*EXERCISE:* Tally the lines containing "true" and report the number alone.

*SUPPLIED MATERIAL:*
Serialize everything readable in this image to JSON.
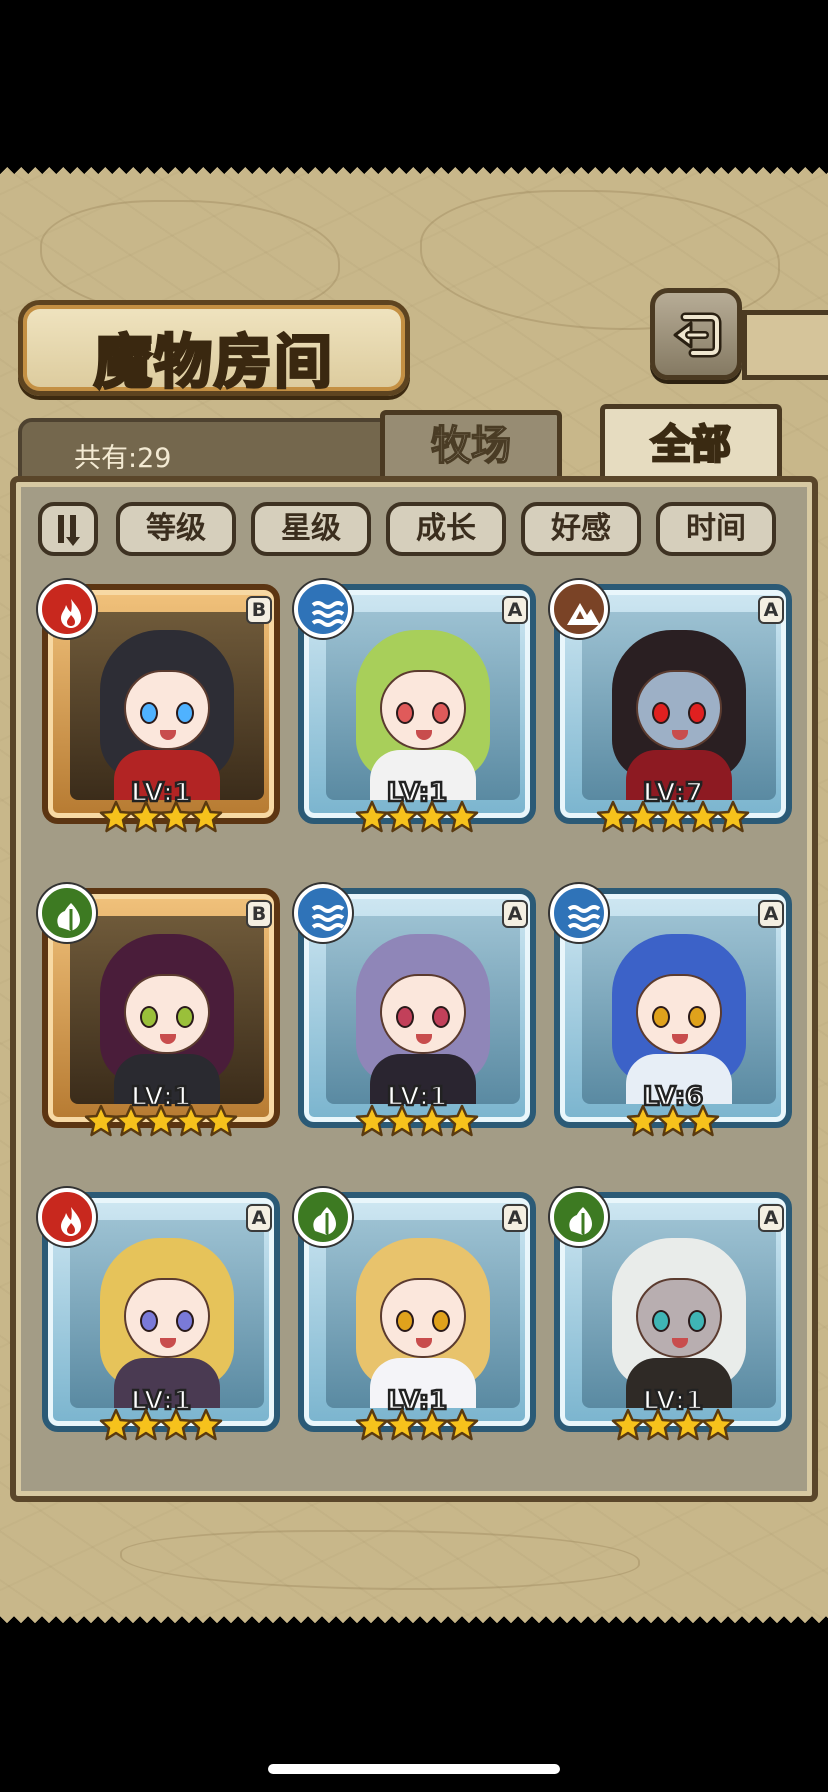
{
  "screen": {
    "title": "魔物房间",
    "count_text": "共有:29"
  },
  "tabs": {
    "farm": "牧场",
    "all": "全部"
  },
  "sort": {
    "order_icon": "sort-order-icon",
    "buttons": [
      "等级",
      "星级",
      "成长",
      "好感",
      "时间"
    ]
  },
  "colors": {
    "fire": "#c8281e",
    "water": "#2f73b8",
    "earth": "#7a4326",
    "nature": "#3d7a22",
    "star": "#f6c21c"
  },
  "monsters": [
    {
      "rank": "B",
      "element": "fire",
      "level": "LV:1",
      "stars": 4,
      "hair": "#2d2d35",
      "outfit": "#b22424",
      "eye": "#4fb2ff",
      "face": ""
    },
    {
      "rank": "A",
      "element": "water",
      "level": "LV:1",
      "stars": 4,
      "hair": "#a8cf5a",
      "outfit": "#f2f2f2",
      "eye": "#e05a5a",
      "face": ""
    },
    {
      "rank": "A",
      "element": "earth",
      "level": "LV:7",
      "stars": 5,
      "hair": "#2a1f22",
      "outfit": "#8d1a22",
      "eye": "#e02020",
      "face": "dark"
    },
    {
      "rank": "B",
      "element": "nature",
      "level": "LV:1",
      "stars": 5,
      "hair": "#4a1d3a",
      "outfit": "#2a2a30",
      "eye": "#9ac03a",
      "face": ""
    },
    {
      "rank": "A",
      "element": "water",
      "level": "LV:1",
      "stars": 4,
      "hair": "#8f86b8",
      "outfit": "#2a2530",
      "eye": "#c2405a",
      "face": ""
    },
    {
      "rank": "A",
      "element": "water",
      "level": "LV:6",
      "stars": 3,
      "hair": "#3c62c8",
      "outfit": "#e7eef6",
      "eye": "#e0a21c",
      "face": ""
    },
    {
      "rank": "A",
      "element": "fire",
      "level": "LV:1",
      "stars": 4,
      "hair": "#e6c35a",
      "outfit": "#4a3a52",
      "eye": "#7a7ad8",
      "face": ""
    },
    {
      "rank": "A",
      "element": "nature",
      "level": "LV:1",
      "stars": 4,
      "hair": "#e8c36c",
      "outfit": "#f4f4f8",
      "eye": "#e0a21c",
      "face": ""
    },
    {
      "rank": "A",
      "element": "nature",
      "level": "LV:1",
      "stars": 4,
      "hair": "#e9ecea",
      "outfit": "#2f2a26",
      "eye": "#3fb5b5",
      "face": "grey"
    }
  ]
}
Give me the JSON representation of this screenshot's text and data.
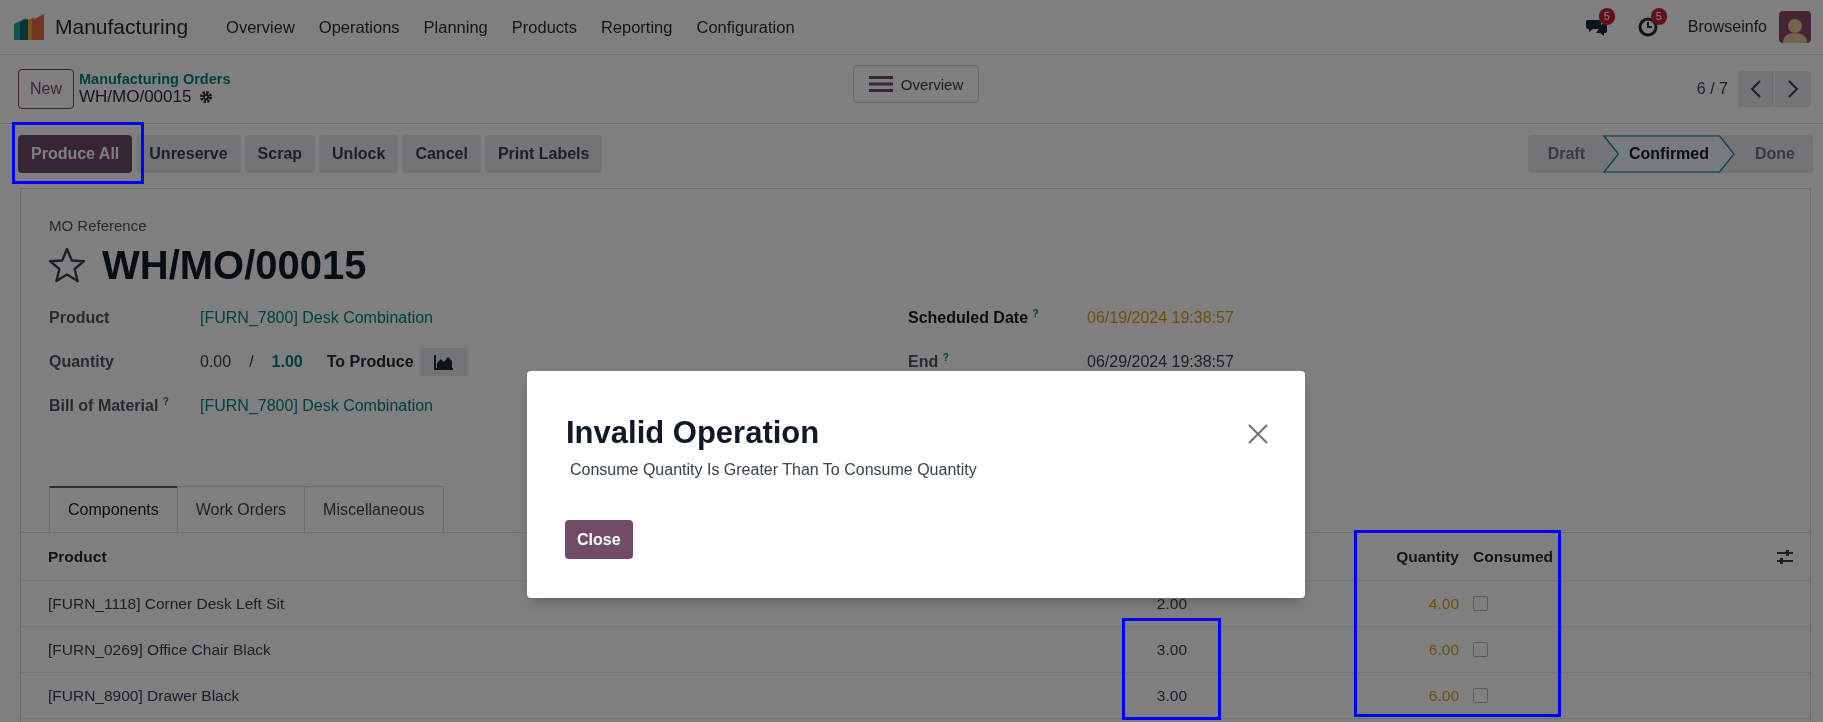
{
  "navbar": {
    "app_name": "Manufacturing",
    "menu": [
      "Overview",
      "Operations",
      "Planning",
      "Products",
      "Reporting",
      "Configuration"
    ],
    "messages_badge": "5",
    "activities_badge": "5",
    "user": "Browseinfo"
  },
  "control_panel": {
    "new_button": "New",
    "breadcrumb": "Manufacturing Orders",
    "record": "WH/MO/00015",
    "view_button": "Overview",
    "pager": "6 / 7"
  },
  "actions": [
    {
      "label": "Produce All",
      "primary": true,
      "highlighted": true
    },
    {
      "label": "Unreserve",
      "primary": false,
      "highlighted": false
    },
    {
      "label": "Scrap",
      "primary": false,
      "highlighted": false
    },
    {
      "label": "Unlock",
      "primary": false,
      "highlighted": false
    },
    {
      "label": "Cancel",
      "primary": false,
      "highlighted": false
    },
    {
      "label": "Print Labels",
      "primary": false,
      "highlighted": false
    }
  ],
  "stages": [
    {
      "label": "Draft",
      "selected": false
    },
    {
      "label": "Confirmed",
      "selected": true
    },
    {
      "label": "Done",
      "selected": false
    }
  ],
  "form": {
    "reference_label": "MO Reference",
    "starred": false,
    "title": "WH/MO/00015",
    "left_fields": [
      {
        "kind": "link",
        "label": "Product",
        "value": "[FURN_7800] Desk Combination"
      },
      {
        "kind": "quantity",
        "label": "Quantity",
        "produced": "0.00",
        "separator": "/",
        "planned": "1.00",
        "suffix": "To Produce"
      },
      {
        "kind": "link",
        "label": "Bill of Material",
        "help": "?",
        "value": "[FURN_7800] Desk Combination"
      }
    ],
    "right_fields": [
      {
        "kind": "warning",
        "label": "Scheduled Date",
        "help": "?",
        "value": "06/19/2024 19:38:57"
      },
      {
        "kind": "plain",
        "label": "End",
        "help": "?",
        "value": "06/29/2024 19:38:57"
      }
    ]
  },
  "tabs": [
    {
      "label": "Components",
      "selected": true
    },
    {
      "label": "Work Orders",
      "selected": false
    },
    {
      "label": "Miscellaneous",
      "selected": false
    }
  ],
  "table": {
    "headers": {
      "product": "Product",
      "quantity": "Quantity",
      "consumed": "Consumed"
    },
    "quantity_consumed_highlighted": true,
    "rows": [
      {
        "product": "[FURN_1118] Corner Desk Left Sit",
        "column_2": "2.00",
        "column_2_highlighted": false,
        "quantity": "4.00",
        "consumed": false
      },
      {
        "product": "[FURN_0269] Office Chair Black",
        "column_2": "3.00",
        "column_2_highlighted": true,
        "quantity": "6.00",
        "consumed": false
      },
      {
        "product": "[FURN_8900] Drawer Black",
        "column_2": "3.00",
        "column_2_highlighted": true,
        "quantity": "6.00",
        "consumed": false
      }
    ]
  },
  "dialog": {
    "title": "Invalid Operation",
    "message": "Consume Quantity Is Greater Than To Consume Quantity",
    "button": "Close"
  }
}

* * *

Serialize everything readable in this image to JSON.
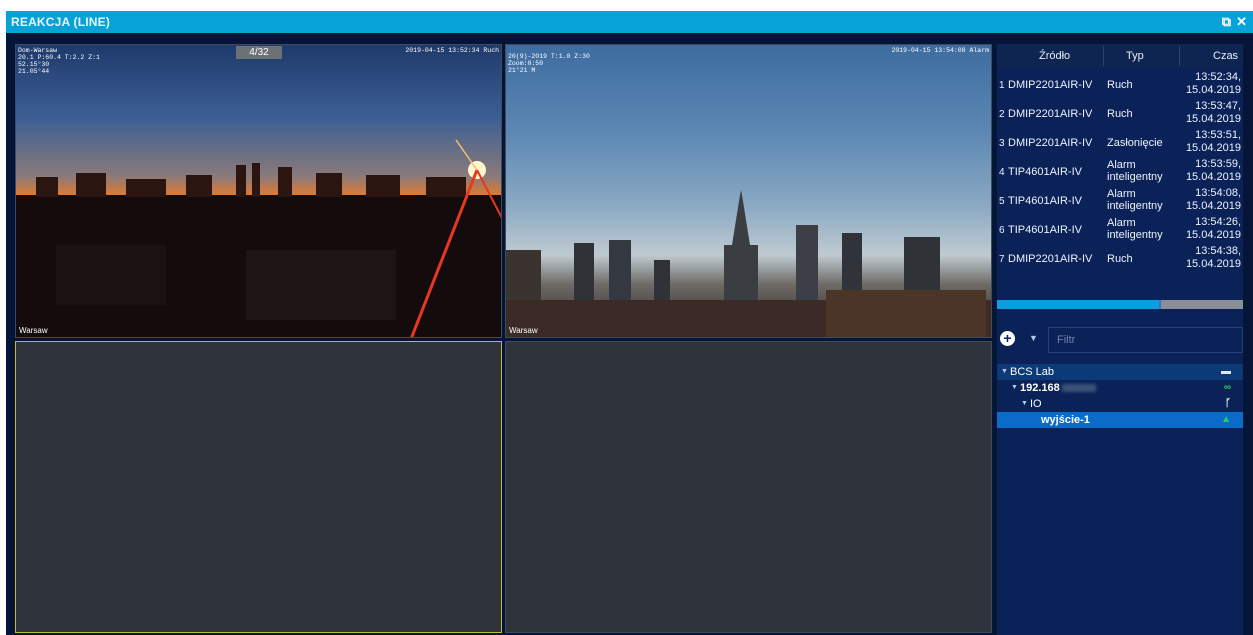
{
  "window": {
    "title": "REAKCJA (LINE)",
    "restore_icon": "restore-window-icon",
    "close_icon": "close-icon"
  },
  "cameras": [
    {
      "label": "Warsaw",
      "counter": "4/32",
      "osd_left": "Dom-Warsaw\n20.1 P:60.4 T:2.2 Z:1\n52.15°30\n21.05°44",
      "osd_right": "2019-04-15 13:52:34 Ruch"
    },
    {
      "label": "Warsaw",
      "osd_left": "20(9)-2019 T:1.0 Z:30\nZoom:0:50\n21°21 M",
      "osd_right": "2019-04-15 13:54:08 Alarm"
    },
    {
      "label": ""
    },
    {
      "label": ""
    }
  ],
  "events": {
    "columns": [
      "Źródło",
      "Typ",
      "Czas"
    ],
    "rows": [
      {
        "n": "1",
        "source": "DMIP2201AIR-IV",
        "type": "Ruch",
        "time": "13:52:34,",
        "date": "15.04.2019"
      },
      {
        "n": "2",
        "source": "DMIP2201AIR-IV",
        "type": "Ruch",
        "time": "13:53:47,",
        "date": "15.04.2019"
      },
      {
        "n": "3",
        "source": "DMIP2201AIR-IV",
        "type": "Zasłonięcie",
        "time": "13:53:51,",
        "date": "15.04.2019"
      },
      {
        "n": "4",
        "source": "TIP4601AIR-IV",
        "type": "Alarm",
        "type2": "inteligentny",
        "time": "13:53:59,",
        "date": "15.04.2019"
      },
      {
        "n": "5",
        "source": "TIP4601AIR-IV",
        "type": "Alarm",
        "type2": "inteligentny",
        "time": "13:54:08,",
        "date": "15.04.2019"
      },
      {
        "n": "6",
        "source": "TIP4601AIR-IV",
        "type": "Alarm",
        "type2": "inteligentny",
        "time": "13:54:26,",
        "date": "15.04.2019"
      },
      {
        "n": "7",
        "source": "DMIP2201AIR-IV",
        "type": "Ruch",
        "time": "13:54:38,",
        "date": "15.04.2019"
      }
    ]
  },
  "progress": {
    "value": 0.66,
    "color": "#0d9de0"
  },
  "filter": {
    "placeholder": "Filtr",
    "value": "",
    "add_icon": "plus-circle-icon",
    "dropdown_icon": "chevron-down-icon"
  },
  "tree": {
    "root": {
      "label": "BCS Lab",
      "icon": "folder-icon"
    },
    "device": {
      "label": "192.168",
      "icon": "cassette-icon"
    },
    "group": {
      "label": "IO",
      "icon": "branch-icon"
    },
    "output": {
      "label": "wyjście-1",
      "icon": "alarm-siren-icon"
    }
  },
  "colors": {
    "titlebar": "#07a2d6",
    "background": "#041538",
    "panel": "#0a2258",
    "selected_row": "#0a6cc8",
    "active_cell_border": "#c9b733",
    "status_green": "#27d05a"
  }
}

*REPLY:* 7